What to do:
[A] In the data security excerpt, copy the text between "Highly competitive data-security" and "backup and recovery.", inclusive.
[B] Carry the data security excerpt forward from its last line.

Highly competitive data-security subsector garners meaningful attention and excitement
Looking at specific cybersecurity subsectors, data security stood out as seeing substantial innovation and winning much attention. “Data security” is a relatively new term for an area that has absorbed many historically distinct subsegments, including data encryption, data loss prevention (DLP), policy and access control, compliance management, data masking, and backup and recovery.
Several factors appear to be driving increased focus on data security. First, already enormous data volumes continue to grow rapidly. Second, where and how data is accessed and used is undergoing a revolution: Organizations increasingly store data in the cloud and enable myriad applications, both within and outside their purview, to access the data via application programming interfaces. Third, data for AI training has become central to many burgeoning AI applications, and managing the interactions between AI and data presents numerous challenges, such as authorizing AI’s access to data, enforcing access controls, managing data storage related to AI applications, and, in some cases, navigating regulatory scrutiny around AI. At the show and in follow-up meetings, we saw innovative startups that are tailoring solutions to address these challenges and established players that are expanding their data security portfolios to provide more comprehensive data security platforms.
Bayesian network illustration

Source: First Analysis.

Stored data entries
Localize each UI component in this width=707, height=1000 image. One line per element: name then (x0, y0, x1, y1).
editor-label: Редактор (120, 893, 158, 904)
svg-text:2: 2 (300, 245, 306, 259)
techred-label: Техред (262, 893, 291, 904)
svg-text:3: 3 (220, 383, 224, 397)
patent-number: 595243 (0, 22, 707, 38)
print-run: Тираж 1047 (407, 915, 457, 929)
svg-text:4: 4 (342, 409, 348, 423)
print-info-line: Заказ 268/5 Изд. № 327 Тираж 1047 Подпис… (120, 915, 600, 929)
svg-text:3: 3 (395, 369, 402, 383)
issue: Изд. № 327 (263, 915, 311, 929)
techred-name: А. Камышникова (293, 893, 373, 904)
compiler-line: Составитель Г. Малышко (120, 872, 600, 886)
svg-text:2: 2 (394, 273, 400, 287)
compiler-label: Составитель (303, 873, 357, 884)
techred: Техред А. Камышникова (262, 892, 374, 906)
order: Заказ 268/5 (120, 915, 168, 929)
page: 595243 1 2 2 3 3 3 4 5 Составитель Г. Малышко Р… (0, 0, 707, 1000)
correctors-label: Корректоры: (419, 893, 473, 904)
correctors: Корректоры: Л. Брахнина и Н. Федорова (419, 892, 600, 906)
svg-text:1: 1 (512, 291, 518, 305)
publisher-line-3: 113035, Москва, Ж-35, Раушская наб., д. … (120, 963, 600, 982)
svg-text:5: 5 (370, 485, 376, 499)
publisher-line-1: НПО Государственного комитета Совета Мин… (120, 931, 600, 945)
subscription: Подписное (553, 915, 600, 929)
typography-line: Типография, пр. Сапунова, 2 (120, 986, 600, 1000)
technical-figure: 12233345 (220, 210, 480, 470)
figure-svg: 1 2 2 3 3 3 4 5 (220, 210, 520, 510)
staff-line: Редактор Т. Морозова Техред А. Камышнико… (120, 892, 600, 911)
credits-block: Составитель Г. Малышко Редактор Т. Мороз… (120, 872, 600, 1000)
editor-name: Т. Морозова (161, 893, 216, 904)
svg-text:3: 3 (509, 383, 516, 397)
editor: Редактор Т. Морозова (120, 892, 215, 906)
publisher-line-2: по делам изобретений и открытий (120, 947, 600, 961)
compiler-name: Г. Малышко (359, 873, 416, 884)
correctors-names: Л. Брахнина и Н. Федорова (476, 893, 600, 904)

Answers provided:
[A]
Highly competitive data-security subsector garners meaningful attention and excitement
Looking at specific cybersecurity subsectors, data security stood out as seeing substantial innovation and winning much attention. “Data security” is a relatively new term for an area that has absorbed many historically distinct subsegments, including data encryption, data loss prevention (DLP), policy and access control, compliance management, data masking, and backup and recovery.

[B]
Challenge of finding security professionals gets less air time
At the 2022 and 2023 RSA conferences, we noted the substantial attention given to the ongoing cybersecurity talent shortage by speakers, exhibitors and attendees. That was not the case this year. We found this puzzling, because we see no evidence the shortage has materially abated and believe it remains a serious problem. While AI promises to significantly reduce cybersecurity human labor needs at organizations, any material effect on the labor market is some time off. Further, while layoffs at many high-profile technology companies took some pressure off the market, the effect was not significant relative to the supply-demand imbalance. Lastly, cybersecurity threats continue to proliferate and increase in sophistication, underpinning the need for more, higher-skilled and better-trained security operations personnel.
For now, we attribute the lack of focus on the talent shortage to AI’s dominance as a theme. We think the shortage will continue to be a material factor in the sector’s future but will watch more closely for signs of a fundamental change in talent supply and demand.
Still an exceptionally fertile market
RSA 2024 underscored a consistent truth: The perpetual race between increasingly advanced cyberattacks and defensive measures fuels a dynamic landscape ripe for innovation. Entrepreneurs find many opportunities to create impactful solutions, addressing ever-changing and growing market needs. Consequently, we see the cybersecurity sector as a compelling and robust area for ongoing investment.